Saved entries:

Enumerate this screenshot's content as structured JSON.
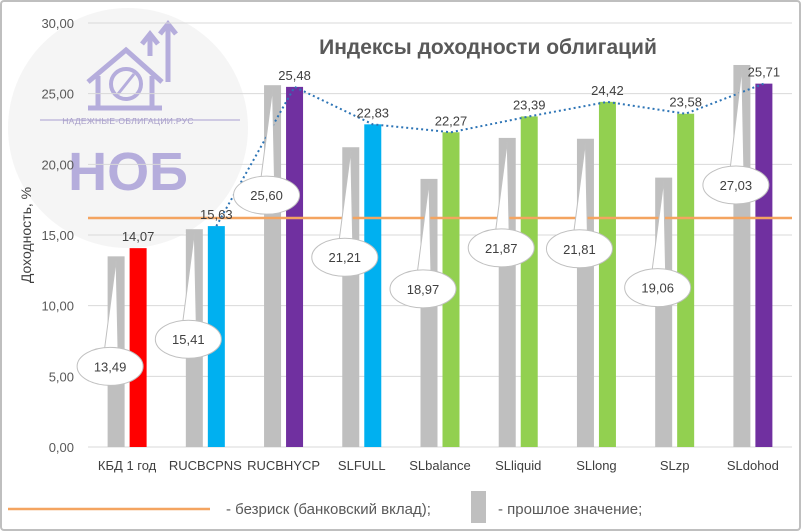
{
  "chart_data": {
    "type": "bar",
    "title": "Индексы доходности облигаций",
    "ylabel": "Доходность, %",
    "xlabel": "",
    "ylim": [
      0,
      30
    ],
    "yticks": [
      0,
      5,
      10,
      15,
      20,
      25,
      30
    ],
    "ytick_labels": [
      "0,00",
      "5,00",
      "10,00",
      "15,00",
      "20,00",
      "25,00",
      "30,00"
    ],
    "grid": true,
    "categories": [
      "КБД 1 год",
      "RUCBCPNS",
      "RUCBHYCP",
      "SLFULL",
      "SLbalance",
      "SLliquid",
      "SLlong",
      "SLzp",
      "SLdohod"
    ],
    "series": [
      {
        "name": "прошлое значение",
        "color": "#bfbfbf",
        "values": [
          13.49,
          15.41,
          25.6,
          21.21,
          18.97,
          21.87,
          21.81,
          19.06,
          27.03
        ],
        "labels": [
          "13,49",
          "15,41",
          "25,60",
          "21,21",
          "18,97",
          "21,87",
          "21,81",
          "19,06",
          "27,03"
        ]
      },
      {
        "name": "",
        "colors": [
          "#ff0000",
          "#00b0f0",
          "#7030a0",
          "#00b0f0",
          "#92d050",
          "#92d050",
          "#92d050",
          "#92d050",
          "#7030a0"
        ],
        "values": [
          14.07,
          15.63,
          25.48,
          22.83,
          22.27,
          23.39,
          24.42,
          23.58,
          25.71
        ],
        "labels": [
          "14,07",
          "15,63",
          "25,48",
          "22,83",
          "22,27",
          "23,39",
          "24,42",
          "23,58",
          "25,71"
        ]
      }
    ],
    "reference_line": {
      "name": "безриск (банковский вклад)",
      "value": 16.2,
      "color": "#f4a460"
    },
    "trend_color": "#2e75b6"
  },
  "legend": {
    "riskfree_label": "- безриск (банковский вклад);",
    "previous_label": "- прошлое значение;"
  },
  "logo": {
    "site": "НАДЕЖНЫЕ-ОБЛИГАЦИИ.РУС",
    "abbr": "НОБ"
  }
}
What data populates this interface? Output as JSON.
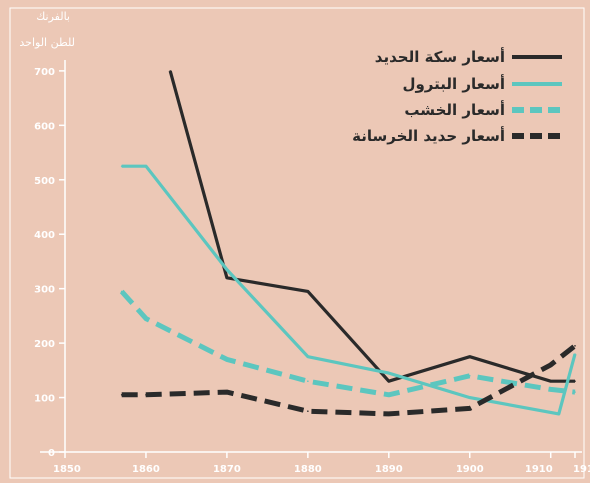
{
  "chart_data": {
    "type": "line",
    "ylabel_lines": [
      "بالفرنك",
      "للطن الواحد"
    ],
    "x_ticks": [
      "1850",
      "1860",
      "1870",
      "1880",
      "1890",
      "1900",
      "1910",
      "1913"
    ],
    "y_ticks": [
      "0",
      "100",
      "200",
      "300",
      "400",
      "500",
      "600",
      "700"
    ],
    "xlim": [
      1850,
      1913
    ],
    "ylim": [
      0,
      720
    ],
    "legend_position": "top-right",
    "grid": false,
    "series": [
      {
        "name": "أسعار سكة الحديد",
        "color": "#2a2a2a",
        "style": "solid",
        "x": [
          1863,
          1870,
          1880,
          1890,
          1900,
          1910,
          1913
        ],
        "y": [
          700,
          320,
          295,
          130,
          175,
          130,
          130
        ]
      },
      {
        "name": "أسعار البترول",
        "color": "#5cc6bf",
        "style": "solid",
        "x": [
          1857,
          1860,
          1870,
          1880,
          1890,
          1900,
          1911,
          1913
        ],
        "y": [
          525,
          525,
          335,
          175,
          145,
          100,
          70,
          180
        ]
      },
      {
        "name": "أسعار الخشب",
        "color": "#5cc6bf",
        "style": "dashed",
        "x": [
          1857,
          1860,
          1870,
          1880,
          1890,
          1900,
          1910,
          1913
        ],
        "y": [
          295,
          245,
          170,
          130,
          105,
          140,
          115,
          110
        ]
      },
      {
        "name": "أسعار حديد الخرسانة",
        "color": "#2a2a2a",
        "style": "dashed",
        "x": [
          1857,
          1860,
          1870,
          1880,
          1890,
          1900,
          1910,
          1913
        ],
        "y": [
          105,
          105,
          110,
          75,
          70,
          80,
          160,
          195
        ]
      }
    ]
  }
}
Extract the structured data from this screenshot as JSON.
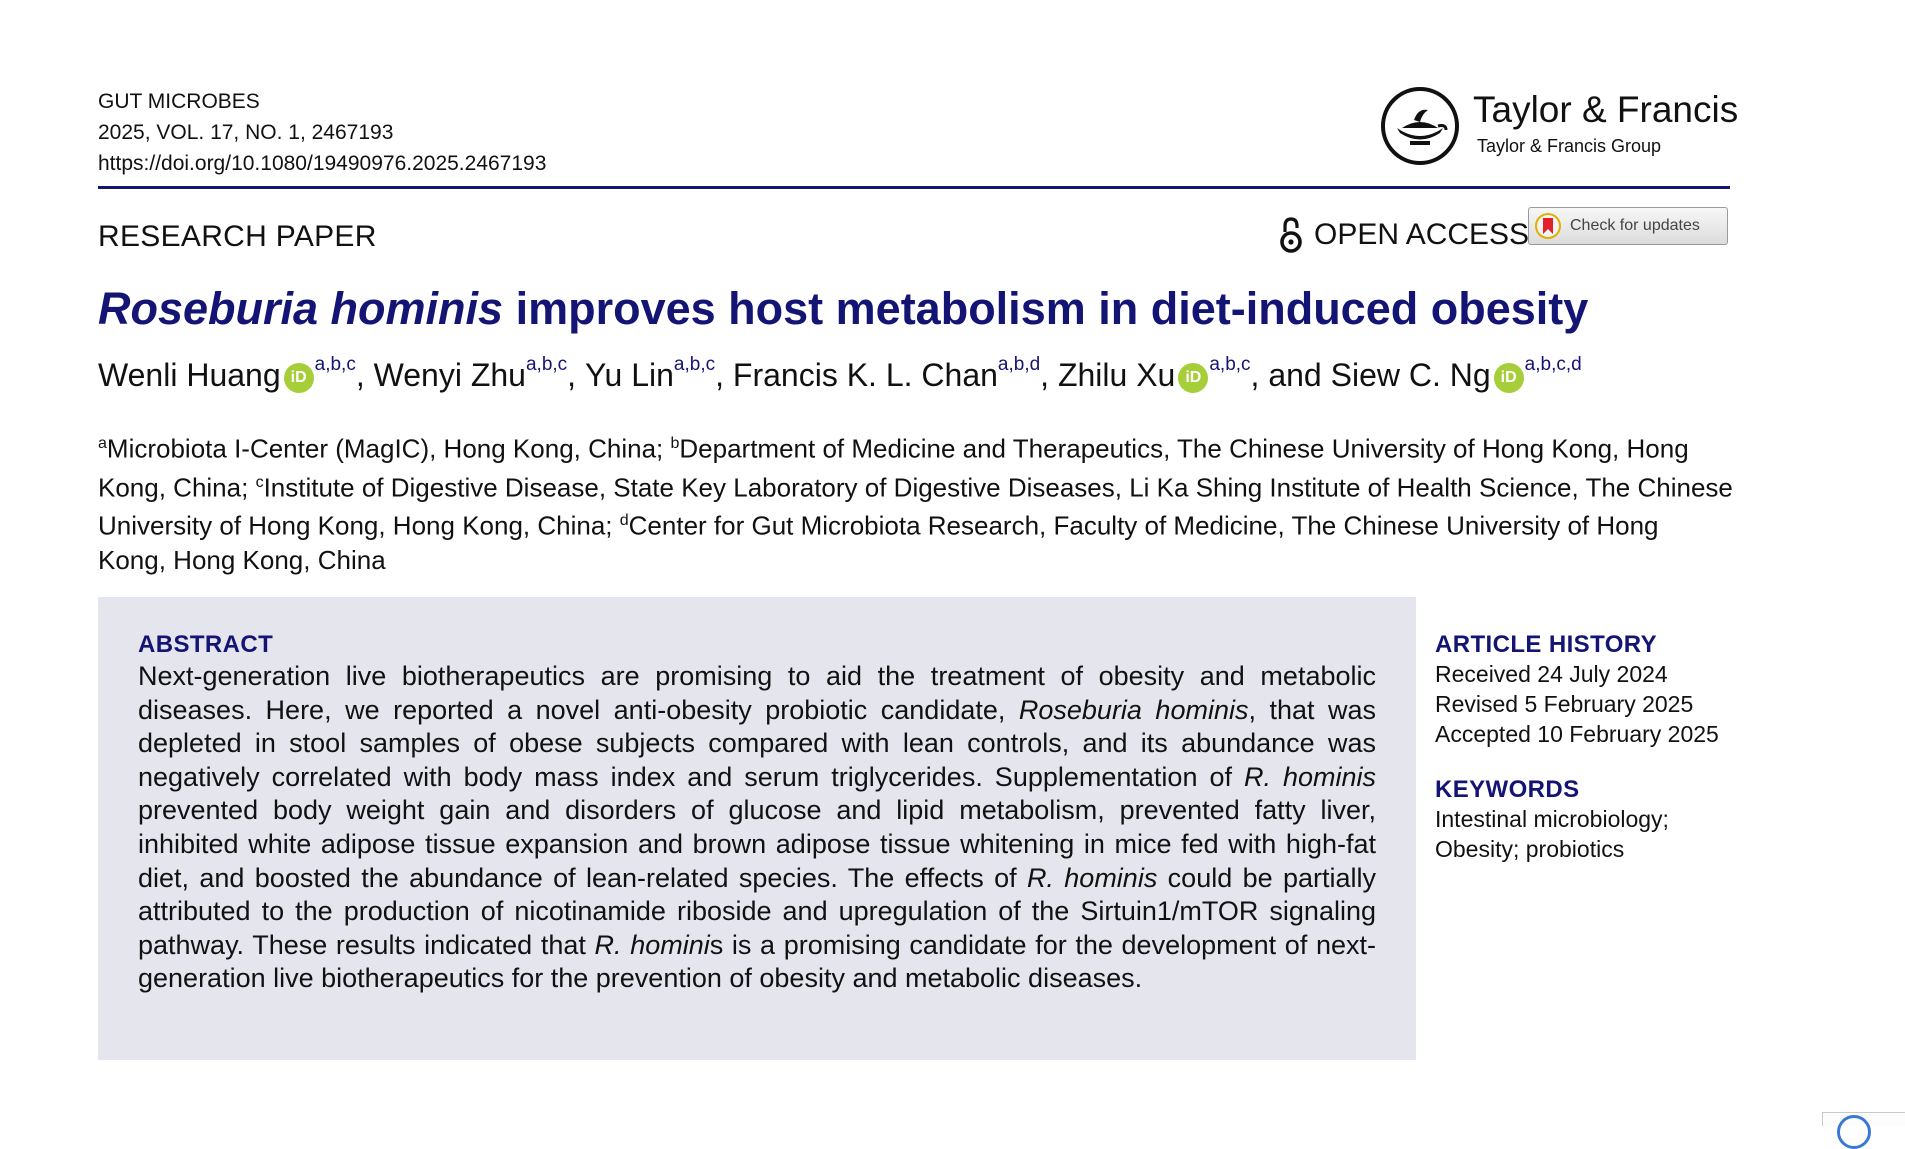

Given problem:
What is the number of lines in the records that contain the word "أسعار"? Answer with the number and nothing else.

Right answer:
4